**Aim**
Pull out from the material below all lines with "Hemisphere".

**Recorded information**
===

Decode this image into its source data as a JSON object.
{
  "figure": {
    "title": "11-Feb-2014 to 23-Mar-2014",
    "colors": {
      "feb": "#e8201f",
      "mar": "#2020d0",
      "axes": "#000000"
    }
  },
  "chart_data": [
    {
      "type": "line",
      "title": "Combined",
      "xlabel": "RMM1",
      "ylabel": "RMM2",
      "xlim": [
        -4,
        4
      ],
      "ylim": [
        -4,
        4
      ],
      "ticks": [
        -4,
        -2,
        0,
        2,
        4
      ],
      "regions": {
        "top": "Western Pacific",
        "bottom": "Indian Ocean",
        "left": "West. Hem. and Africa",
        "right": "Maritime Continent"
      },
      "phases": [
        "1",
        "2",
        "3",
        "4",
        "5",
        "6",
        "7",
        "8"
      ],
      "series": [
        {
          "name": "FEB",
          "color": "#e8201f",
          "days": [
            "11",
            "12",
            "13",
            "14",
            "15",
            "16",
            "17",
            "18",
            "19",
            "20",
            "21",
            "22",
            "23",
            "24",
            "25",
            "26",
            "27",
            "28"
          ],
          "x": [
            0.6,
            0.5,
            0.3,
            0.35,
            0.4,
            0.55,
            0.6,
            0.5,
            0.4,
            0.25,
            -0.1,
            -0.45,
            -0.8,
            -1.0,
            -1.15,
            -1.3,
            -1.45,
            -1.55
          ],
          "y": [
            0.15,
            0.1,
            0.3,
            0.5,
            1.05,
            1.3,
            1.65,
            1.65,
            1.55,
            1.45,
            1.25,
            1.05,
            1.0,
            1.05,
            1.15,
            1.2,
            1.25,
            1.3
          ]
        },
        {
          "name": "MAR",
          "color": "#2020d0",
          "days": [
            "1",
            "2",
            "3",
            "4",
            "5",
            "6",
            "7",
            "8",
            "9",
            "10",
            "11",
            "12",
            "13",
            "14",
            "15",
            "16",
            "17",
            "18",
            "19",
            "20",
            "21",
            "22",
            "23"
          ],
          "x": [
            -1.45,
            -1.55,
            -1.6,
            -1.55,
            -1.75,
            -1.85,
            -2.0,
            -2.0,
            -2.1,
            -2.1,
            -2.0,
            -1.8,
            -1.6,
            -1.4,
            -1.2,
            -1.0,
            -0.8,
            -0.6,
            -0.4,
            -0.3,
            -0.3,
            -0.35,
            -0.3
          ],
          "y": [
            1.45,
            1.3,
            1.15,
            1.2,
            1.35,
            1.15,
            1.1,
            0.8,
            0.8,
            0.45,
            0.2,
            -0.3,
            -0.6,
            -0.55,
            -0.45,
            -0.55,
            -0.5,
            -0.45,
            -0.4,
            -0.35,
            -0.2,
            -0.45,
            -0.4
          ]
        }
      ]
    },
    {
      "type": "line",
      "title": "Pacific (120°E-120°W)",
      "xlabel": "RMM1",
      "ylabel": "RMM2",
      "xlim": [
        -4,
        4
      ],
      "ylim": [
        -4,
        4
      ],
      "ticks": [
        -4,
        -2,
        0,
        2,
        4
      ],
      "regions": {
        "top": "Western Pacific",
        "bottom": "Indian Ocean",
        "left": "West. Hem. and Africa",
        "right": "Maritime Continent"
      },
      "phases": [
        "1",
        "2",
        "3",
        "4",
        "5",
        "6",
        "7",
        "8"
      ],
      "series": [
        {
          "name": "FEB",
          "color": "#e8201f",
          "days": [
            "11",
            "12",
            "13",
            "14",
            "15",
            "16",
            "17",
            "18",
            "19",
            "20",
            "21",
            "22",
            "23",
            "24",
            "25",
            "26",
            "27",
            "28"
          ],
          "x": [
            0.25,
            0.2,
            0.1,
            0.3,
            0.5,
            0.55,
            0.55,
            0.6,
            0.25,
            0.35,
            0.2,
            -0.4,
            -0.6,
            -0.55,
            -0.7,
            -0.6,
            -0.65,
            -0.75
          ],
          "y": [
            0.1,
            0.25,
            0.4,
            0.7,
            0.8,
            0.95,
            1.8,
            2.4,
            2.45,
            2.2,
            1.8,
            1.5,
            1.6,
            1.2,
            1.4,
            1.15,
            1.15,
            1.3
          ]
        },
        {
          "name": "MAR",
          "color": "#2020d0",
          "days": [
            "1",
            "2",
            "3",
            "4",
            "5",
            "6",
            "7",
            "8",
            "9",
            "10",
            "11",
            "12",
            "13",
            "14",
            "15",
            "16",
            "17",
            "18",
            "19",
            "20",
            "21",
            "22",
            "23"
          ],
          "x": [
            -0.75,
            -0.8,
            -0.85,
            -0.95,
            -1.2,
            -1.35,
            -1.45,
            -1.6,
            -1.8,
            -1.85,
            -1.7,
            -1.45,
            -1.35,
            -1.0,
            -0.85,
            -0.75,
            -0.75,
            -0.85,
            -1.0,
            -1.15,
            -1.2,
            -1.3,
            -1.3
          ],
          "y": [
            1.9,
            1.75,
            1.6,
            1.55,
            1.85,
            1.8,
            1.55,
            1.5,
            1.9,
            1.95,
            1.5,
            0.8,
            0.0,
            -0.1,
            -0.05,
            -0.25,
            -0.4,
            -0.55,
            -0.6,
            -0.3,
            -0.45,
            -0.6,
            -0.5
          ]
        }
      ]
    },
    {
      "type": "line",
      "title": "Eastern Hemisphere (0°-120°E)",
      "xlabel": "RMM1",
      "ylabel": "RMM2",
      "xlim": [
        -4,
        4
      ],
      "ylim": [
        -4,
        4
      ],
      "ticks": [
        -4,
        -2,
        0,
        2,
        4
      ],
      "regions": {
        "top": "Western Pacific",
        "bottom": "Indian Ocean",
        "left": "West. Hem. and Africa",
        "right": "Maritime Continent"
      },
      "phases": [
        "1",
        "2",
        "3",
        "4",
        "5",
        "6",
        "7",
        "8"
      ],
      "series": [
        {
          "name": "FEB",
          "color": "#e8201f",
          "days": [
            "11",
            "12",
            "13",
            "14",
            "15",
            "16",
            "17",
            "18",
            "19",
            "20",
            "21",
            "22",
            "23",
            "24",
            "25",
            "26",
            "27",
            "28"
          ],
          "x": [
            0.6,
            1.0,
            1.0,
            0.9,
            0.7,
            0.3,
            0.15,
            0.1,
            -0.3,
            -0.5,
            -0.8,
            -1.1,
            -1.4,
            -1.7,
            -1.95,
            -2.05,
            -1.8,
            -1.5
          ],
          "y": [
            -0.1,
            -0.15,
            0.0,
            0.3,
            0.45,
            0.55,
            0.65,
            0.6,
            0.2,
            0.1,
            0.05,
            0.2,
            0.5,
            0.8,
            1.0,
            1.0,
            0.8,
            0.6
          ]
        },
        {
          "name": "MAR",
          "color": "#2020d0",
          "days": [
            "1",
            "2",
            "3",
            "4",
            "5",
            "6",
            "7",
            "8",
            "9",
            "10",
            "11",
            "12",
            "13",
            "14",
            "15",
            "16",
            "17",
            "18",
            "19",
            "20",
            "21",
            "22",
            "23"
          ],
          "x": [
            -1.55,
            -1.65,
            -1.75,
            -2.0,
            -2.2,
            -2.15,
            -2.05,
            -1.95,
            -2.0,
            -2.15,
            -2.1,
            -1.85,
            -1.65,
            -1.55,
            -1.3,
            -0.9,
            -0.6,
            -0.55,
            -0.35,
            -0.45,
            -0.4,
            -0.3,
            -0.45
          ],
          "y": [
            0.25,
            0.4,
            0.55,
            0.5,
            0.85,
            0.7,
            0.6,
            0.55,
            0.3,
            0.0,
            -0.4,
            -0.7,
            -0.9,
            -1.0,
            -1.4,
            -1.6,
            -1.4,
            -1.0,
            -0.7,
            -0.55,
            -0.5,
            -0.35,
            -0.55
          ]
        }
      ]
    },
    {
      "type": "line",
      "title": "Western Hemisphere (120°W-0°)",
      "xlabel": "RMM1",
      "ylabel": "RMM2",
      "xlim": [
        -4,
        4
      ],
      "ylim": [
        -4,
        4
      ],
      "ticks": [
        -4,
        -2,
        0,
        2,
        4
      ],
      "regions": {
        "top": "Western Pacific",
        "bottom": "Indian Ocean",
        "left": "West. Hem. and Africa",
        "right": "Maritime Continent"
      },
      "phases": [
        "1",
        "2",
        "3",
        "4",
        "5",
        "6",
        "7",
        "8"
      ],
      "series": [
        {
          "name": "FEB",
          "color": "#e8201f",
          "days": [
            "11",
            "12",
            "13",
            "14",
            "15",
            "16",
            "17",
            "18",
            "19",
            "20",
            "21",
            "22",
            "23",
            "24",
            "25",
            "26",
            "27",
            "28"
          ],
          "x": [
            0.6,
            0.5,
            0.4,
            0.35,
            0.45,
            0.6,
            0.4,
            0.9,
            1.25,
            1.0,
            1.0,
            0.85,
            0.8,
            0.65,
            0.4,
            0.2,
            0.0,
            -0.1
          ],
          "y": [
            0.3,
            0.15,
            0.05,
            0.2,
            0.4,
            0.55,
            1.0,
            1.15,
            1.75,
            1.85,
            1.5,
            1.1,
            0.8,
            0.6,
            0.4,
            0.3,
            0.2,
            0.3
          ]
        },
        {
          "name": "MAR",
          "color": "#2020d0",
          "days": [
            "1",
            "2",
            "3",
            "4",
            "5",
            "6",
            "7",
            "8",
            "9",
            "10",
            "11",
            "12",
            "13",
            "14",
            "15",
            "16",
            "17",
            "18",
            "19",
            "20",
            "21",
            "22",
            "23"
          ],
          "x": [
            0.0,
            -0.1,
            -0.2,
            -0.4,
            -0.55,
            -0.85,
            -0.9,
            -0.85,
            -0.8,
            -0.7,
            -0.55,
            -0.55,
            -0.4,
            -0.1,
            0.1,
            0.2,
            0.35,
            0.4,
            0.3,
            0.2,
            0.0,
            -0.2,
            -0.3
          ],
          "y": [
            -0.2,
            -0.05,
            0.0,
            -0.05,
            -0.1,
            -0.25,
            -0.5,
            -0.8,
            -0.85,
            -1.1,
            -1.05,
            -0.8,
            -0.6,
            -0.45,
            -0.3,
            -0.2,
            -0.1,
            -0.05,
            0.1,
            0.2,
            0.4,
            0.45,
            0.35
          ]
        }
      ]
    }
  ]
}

===

**Reply**
      "title": "Eastern Hemisphere (0°-120°E)",
      "title": "Western Hemisphere (120°W-0°)",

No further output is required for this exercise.